THE TASK: The entries below should be output exactly as written.

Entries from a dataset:
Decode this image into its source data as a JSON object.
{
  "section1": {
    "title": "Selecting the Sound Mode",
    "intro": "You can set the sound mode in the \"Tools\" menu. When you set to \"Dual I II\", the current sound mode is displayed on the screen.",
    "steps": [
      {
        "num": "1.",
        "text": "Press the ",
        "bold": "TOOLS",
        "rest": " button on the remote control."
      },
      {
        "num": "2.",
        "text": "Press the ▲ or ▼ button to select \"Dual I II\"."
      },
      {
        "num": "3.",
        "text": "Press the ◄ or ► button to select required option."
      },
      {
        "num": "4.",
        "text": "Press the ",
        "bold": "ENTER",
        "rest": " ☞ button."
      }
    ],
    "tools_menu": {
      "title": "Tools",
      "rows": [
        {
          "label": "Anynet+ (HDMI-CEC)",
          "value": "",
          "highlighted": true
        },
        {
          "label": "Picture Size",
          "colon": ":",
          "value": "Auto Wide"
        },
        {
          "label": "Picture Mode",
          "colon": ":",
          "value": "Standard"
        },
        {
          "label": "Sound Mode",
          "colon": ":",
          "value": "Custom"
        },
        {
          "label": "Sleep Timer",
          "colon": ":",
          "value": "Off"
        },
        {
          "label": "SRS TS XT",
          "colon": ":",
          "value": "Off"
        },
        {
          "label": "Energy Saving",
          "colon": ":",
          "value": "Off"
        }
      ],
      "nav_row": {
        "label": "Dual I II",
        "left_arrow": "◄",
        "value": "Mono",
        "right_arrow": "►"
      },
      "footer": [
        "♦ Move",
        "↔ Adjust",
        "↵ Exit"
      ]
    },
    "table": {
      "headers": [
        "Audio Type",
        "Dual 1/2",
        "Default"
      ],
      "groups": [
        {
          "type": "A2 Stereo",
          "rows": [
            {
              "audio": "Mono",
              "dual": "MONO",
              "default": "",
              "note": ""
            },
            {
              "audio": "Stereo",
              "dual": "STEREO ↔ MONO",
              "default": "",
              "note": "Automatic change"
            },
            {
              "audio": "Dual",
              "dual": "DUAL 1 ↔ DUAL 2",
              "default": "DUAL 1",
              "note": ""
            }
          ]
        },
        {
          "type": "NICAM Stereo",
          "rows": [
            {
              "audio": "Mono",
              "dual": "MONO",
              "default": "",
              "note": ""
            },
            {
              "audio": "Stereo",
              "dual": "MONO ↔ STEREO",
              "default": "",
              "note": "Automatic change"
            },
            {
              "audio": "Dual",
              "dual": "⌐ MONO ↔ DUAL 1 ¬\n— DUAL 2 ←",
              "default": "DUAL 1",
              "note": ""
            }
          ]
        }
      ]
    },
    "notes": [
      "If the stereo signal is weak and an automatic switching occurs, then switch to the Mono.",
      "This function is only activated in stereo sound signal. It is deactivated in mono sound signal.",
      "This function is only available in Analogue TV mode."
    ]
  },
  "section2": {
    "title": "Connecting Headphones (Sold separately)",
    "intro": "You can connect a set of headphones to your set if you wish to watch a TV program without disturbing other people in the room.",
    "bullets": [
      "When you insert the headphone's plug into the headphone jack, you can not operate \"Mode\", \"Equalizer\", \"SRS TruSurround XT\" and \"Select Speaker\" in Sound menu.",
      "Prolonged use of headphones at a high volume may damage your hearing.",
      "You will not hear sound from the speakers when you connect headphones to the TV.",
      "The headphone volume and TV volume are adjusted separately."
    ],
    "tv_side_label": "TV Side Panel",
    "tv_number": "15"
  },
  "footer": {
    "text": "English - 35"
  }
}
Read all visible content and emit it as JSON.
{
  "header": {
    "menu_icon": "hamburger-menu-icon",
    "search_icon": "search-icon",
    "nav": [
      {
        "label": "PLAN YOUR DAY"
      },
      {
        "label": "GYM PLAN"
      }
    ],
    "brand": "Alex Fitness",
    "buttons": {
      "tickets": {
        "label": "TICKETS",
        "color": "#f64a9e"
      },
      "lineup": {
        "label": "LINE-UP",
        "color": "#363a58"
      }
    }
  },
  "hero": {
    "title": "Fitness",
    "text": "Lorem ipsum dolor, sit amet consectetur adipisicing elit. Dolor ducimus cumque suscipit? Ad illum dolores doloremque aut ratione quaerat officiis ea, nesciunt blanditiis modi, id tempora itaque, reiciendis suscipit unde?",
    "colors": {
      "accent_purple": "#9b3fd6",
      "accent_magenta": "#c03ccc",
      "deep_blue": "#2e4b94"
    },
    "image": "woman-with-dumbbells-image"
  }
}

THE COMPLETED TASK:
Decode this image into its source data as a JSON object.
{
  "section1": {
    "title": "Selecting the Sound Mode",
    "intro": "You can set the sound mode in the \"Tools\" menu. When you set to \"Dual I II\", the current sound mode is displayed on the screen.",
    "steps": [
      {
        "num": "1.",
        "text": "Press the ",
        "bold": "TOOLS",
        "rest": " button on the remote control."
      },
      {
        "num": "2.",
        "text": "Press the ▲ or ▼ button to select \"Dual I II\"."
      },
      {
        "num": "3.",
        "text": "Press the ◄ or ► button to select required option."
      },
      {
        "num": "4.",
        "text": "Press the ",
        "bold": "ENTER",
        "rest": " ☞ button."
      }
    ],
    "tools_menu": {
      "title": "Tools",
      "rows": [
        {
          "label": "Anynet+ (HDMI-CEC)",
          "value": "",
          "highlighted": true
        },
        {
          "label": "Picture Size",
          "colon": ":",
          "value": "Auto Wide"
        },
        {
          "label": "Picture Mode",
          "colon": ":",
          "value": "Standard"
        },
        {
          "label": "Sound Mode",
          "colon": ":",
          "value": "Custom"
        },
        {
          "label": "Sleep Timer",
          "colon": ":",
          "value": "Off"
        },
        {
          "label": "SRS TS XT",
          "colon": ":",
          "value": "Off"
        },
        {
          "label": "Energy Saving",
          "colon": ":",
          "value": "Off"
        }
      ],
      "nav_row": {
        "label": "Dual I II",
        "left_arrow": "◄",
        "value": "Mono",
        "right_arrow": "►"
      },
      "footer": [
        "♦ Move",
        "↔ Adjust",
        "↵ Exit"
      ]
    },
    "table": {
      "headers": [
        "Audio Type",
        "Dual 1/2",
        "Default"
      ],
      "groups": [
        {
          "type": "A2 Stereo",
          "rows": [
            {
              "audio": "Mono",
              "dual": "MONO",
              "default": "",
              "note": ""
            },
            {
              "audio": "Stereo",
              "dual": "STEREO ↔ MONO",
              "default": "",
              "note": "Automatic change"
            },
            {
              "audio": "Dual",
              "dual": "DUAL 1 ↔ DUAL 2",
              "default": "DUAL 1",
              "note": ""
            }
          ]
        },
        {
          "type": "NICAM Stereo",
          "rows": [
            {
              "audio": "Mono",
              "dual": "MONO",
              "default": "",
              "note": ""
            },
            {
              "audio": "Stereo",
              "dual": "MONO ↔ STEREO",
              "default": "",
              "note": "Automatic change"
            },
            {
              "audio": "Dual",
              "dual": "⌐ MONO ↔ DUAL 1 ¬\n— DUAL 2 ←",
              "default": "DUAL 1",
              "note": ""
            }
          ]
        }
      ]
    },
    "notes": [
      "If the stereo signal is weak and an automatic switching occurs, then switch to the Mono.",
      "This function is only activated in stereo sound signal. It is deactivated in mono sound signal.",
      "This function is only available in Analogue TV mode."
    ]
  },
  "section2": {
    "title": "Connecting Headphones (Sold separately)",
    "intro": "You can connect a set of headphones to your set if you wish to watch a TV program without disturbing other people in the room.",
    "bullets": [
      "When you insert the headphone's plug into the headphone jack, you can not operate \"Mode\", \"Equalizer\", \"SRS TruSurround XT\" and \"Select Speaker\" in Sound menu.",
      "Prolonged use of headphones at a high volume may damage your hearing.",
      "You will not hear sound from the speakers when you connect headphones to the TV.",
      "The headphone volume and TV volume are adjusted separately."
    ],
    "tv_side_label": "TV Side Panel",
    "tv_number": "15"
  },
  "footer": {
    "text": "English - 35"
  }
}
Read all visible content and emit it as JSON.
{
  "header": {
    "menu_icon": "hamburger-menu-icon",
    "search_icon": "search-icon",
    "nav": [
      {
        "label": "PLAN YOUR DAY"
      },
      {
        "label": "GYM PLAN"
      }
    ],
    "brand": "Alex Fitness",
    "buttons": {
      "tickets": {
        "label": "TICKETS",
        "color": "#f64a9e"
      },
      "lineup": {
        "label": "LINE-UP",
        "color": "#363a58"
      }
    }
  },
  "hero": {
    "title": "Fitness",
    "text": "Lorem ipsum dolor, sit amet consectetur adipisicing elit. Dolor ducimus cumque suscipit? Ad illum dolores doloremque aut ratione quaerat officiis ea, nesciunt blanditiis modi, id tempora itaque, reiciendis suscipit unde?",
    "colors": {
      "accent_purple": "#9b3fd6",
      "accent_magenta": "#c03ccc",
      "deep_blue": "#2e4b94"
    },
    "image": "woman-with-dumbbells-image"
  }
}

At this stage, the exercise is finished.